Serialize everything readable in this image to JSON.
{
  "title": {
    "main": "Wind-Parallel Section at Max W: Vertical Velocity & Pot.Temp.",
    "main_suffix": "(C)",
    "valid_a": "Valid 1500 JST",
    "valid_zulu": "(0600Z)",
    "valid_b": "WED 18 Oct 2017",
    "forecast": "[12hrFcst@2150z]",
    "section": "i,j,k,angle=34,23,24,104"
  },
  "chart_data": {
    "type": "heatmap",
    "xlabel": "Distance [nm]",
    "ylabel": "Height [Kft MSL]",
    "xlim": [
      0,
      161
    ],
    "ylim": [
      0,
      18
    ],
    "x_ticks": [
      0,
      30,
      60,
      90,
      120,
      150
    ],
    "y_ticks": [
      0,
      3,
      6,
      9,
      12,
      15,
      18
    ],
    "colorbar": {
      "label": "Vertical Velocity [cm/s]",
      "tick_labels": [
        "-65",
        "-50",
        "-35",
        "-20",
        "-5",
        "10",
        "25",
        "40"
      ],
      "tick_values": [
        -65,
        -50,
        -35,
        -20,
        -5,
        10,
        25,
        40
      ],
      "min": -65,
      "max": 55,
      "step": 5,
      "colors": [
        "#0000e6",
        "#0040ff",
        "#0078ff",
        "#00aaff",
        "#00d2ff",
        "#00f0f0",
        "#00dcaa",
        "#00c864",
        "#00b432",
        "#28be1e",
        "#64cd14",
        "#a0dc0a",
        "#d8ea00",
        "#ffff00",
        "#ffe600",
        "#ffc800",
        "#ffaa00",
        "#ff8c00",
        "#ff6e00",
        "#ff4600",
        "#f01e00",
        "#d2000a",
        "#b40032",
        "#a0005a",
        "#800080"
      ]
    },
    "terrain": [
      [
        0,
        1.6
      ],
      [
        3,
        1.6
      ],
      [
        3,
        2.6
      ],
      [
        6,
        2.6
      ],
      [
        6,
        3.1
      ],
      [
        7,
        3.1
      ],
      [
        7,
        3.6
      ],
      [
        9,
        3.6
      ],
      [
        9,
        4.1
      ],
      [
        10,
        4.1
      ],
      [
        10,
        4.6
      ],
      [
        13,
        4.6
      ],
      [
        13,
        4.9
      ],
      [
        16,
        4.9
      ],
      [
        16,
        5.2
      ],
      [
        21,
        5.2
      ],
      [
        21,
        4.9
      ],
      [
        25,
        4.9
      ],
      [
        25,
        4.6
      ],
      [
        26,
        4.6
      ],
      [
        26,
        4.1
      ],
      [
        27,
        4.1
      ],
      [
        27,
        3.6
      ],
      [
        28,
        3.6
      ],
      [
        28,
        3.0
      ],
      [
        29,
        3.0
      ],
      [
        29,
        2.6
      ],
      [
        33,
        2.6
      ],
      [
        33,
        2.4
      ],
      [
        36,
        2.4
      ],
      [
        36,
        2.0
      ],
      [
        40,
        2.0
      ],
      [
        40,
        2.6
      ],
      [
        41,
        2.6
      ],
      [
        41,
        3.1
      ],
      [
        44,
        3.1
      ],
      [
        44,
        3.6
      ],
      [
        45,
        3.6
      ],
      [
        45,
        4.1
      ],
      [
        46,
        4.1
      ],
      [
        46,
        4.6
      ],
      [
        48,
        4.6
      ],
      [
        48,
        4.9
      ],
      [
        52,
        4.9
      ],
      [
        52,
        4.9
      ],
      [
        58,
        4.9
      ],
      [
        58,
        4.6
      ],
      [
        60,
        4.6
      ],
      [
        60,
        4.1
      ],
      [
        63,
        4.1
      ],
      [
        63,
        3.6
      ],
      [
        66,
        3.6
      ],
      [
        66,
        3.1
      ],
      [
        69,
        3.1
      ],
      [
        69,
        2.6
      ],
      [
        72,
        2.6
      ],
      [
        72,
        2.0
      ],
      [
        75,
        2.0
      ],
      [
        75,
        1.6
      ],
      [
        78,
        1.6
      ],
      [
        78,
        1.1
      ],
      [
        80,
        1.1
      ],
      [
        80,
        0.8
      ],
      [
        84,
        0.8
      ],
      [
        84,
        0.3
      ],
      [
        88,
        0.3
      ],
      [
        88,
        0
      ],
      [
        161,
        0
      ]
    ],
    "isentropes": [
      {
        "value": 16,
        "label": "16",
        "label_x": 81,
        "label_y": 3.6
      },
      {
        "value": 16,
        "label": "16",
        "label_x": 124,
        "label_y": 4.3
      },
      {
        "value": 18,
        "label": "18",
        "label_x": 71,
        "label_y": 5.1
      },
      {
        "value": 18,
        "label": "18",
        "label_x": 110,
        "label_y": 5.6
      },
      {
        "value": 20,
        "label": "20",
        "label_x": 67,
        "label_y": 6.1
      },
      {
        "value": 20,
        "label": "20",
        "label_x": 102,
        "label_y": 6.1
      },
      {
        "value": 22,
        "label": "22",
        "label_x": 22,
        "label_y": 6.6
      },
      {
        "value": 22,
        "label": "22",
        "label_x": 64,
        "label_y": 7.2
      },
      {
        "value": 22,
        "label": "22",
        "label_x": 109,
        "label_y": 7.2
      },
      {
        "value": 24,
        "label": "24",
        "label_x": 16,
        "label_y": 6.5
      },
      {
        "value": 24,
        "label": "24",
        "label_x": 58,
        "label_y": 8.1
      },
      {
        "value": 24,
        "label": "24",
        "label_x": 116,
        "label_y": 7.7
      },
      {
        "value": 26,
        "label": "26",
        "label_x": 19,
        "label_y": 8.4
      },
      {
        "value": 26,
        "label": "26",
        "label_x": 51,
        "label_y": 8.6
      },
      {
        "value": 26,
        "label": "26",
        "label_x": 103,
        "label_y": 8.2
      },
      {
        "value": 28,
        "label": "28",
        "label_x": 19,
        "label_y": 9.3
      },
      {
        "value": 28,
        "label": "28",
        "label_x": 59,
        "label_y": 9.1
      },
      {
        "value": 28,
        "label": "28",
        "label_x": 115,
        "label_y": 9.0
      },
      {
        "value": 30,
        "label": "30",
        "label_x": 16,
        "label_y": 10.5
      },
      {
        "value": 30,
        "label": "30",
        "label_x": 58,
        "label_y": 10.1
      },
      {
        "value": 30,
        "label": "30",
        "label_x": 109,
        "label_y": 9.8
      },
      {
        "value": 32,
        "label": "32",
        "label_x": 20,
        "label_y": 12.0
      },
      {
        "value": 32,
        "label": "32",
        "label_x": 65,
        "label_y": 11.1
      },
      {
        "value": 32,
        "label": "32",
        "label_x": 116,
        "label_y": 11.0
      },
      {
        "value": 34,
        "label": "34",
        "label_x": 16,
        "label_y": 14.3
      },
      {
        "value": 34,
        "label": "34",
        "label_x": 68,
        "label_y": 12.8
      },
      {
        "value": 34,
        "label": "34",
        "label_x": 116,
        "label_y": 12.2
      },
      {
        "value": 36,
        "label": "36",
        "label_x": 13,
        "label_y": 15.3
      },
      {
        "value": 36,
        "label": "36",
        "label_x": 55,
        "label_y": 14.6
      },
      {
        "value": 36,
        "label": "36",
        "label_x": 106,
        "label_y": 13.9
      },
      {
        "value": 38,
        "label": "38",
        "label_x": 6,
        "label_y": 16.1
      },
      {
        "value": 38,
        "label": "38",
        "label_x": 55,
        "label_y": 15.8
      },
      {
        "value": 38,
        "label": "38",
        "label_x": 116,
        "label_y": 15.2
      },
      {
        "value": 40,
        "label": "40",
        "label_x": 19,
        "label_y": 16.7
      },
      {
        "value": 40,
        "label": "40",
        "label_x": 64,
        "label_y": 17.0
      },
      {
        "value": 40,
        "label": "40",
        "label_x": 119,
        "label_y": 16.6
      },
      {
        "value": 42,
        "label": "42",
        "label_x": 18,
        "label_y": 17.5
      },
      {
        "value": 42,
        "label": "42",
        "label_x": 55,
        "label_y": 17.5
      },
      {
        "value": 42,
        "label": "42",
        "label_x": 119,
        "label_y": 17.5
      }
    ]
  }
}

--*--

◆ **WORK TO COMPLETE**: Select every line where the word "Vertical" occurs.

◆ **RESULT OF THE TASK**:
    "main": "Wind-Parallel Section at Max W: Vertical Velocity & Pot.Temp.",
      "label": "Vertical Velocity [cm/s]",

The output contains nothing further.